* _Text excerpt_:
■ ■ ■ ■

437 Mich. 514

FREEMAN v CONSUMERS POWER COMPANY

Docket Nos. 88995-88997, 89554.

Decided July 30, 1991.

Randall D. Fielstra for the plaintiffs.

James W. Dempsey for defendant Consumers Power Company.

Neil P. Jansen for defendant Tommy N. Craw*515ford, doing business as Tommy’s Refrigeration Service.

William M. Bremer and Phillip J. Nelson for defendant DEC International, Inc.

Per Curiam.

This case presents the question whether actual costs can be awarded pursuant to MCR 2.405(D) in a case that has been decided by summary disposition. The circuit court awarded such costs, and the Court of Appeals affirmed. We reverse, because the plain language of the court rule precludes such an award.

i

The plaintiffs own a dairy farm in Kent County. In 1977, they purchased an automated milking system. In the early 1980s, the plaintiffs determined that their herd was experiencing major health and production problems.

The plaintiffs filed this suit in October 1985. The defendants are the manufacturer of the automated milking system, the installer of the system, and the utility that supplied electrical service to the farm. The plaintiffs have alleged that each defendant played a role in causing the harm. In 1986, the plaintiffs amended their complaint so that it accurately named the manufacturer and the installer.

In March 1988, the installer filed an offer of judgment pursuant to MCR 2.405(B). He offered to settle the case, if the plaintiffs would accept $101 as complete payment for all liability. Approximately three weeks later, the plaintiffs rejected this offer.

The manufacturer and the utility filed similar *516offers in May 1988. Each offered to settle the case for $100. Again, the plaintiffs declined the offers.1

In June 1988, each defendant filed a motion for summary disposition on the ground that the plaintiffs’ suit had not been filed within the statutory limitation period. MCR 2.116(C)(7). Following a hearing, the circuit court granted the motions for summary disposition and entered an order dismissing the case.

Following the entry of the order granting summary disposition, the manufacturer and the installer filed motions seeking the actual costs that they had incurred following the plaintiffs’ rejection of their offers to settle. This motion for actual costs2 was filed under MCR 2.405(D), which provides:

Imposition of Costs Following Rejection of Offer. If an offer is rejected, costs are payable as follows:
(1) If the adjusted verdict is more favorable to the offeror than the average offer, the offeree must pay to the offeror the offeror’s actual costs incurred in the prosecution or defense of the action.
(2) If the adjusted verdict is more favorable to the offeree than the average offer, the offeror must pay to the offeree the offeree’s actual costs incurred in the prosecution or defense of the action. However, an offeree who has not made a counteroffer may not recover actual costs.
(3) The court shall determine the actual costs *517incurred. The court may, in the interest of justice, refuse to award an attorney fee under this rule.
(4) Evidence of an offer is admissible only in a proceeding to determine costs.
(5) Proceedings under this rule do not affect a contract or relationship between a party and his or her attorney.
A request for costs under this subrule must be filed and served within 28 days after the entry of the judgment or entry of an order denying a timely motion for a new trial or to set aside the judgment.

■ ■ ■ ■

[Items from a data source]
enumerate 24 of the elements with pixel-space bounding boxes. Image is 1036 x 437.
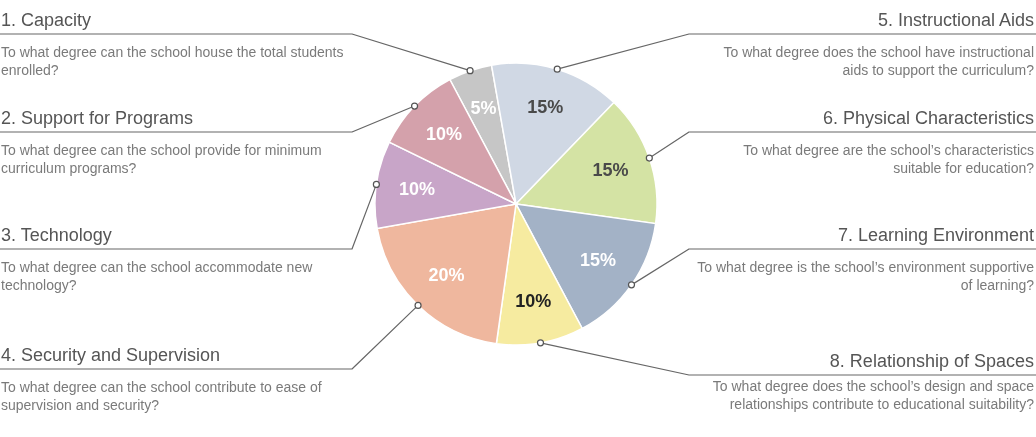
- slice-label: 5. Instructional Aids: [877, 10, 1034, 30]
- text: To what degree does the school’s design and space relationships contribute to educational suitability?: [712, 378, 1035, 412]
- data-label: 10%: [515, 291, 552, 312]
- data-label: 5%: [470, 98, 497, 119]
- text: To what degree can the school accommodate new technology?: [1, 259, 314, 293]
- slice-label: 1. Capacity: [1, 10, 92, 30]
- text: To what degree is the school’s environment supportive of learning?: [697, 259, 1035, 293]
- slice-label: 6. Physical Characteristics: [822, 108, 1034, 128]
- slice-label: 3. Technology: [1, 225, 112, 245]
- data-label: 20%: [428, 264, 465, 285]
- data-label: 15%: [527, 97, 564, 118]
- data-label: 15%: [579, 250, 616, 271]
- slice-label: 4. Security and Supervision: [1, 345, 221, 365]
- slice-label: 8. Relationship of Spaces: [829, 351, 1034, 371]
- text: To what degree can the school house the total students enrolled?: [1, 44, 344, 78]
- text: To what degree can the school contribute to ease of supervision and security?: [1, 379, 322, 413]
- data-label: 10%: [398, 179, 435, 200]
- text: To what degree can the school provide for minimum curriculum programs?: [1, 142, 322, 176]
- data-label: 10%: [426, 123, 463, 144]
- data-label: 15%: [592, 160, 629, 181]
- text: To what degree does the school have instructional aids to support the curriculum?: [723, 44, 1035, 78]
- slice-label: 2. Support for Programs: [1, 108, 194, 128]
- slice-label: 7. Learning Environment: [837, 225, 1034, 245]
- text: To what degree are the school’s characteristics suitable for education?: [743, 142, 1035, 176]
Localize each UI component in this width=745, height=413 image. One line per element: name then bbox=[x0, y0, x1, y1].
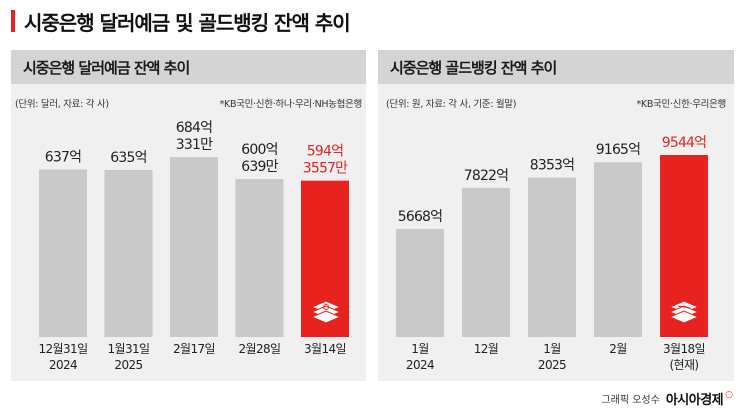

■ ■ ■ ■

* _Written exercise 1_:
Name every attorney listed in the Freeman v Consumers Power Company opinion.
* _Written exercise 2_:
Carry on with the Freeman v Consumers Power Company opinion, starting right after its last sentence.

* _Exercise result 1_:
Randall D. Fielstra, James W. Dempsey, Neil P. Jansen, William M. Bremer, and Phillip J. Nelson.

* _Exercise result 2_:
The motions filed by the manufacturer and the installer were separately heard and granted.3

The plaintiffs appealed the summary disposition, as well as the orders that granted actual costs to the manufacturer and to the installer. The Court of Appeals consolidated these separate appeals. It later affirmed the summary disposition in favor of the utility and the installer, but vacated the summary disposition that had entered in favor of the manufacturer.4 The award of actual costs to the installer was affirmed but, since the summary disposition in favor of the manufacturer had been set aside, the court also vacated the award of actual costs in favor of the manufacturer.5

The plaintiffs have applied for leave to appeal the judgment of the Court of Appeals, insofar as it affirmed the judgments of the circuit court.6_

*518ii

The plaintiffs appeal the award of actual costs in favor of the installer. They observe that actual costs are to be paid only where there has been a "verdict.” MCR 2.405(D)(1). Further, the rule contains a clear definition of the term "verdict”:

"Verdict” means the award rendered by a jury or by the court sitting without a jury, excluding all costs and interest. [MCR 2.405(A)(4).]

Since the present case was decided by summary disposition, and not as a result of an "award rendered by a jury or by the court sitting without a jury,” the plaintiffs believe that the rule does not authorize an award of actual costs.

The Court of Appeals rejected the argument, observing that an adjacent court rule, which governs mediation, provides that a " 'verdict’ ” includes " 'a judgment entered as a result of a ruling on a motion filed after mediation.’ ” MCR 2.403(O)(2)(c). The Court of Appeals agreed with a commentary7 that suggested that the definition of "verdict” found in MCR 2.403(C)(2)(c) be applied in both rules, notwithstanding the definition found in MCR 2.405(A)(4).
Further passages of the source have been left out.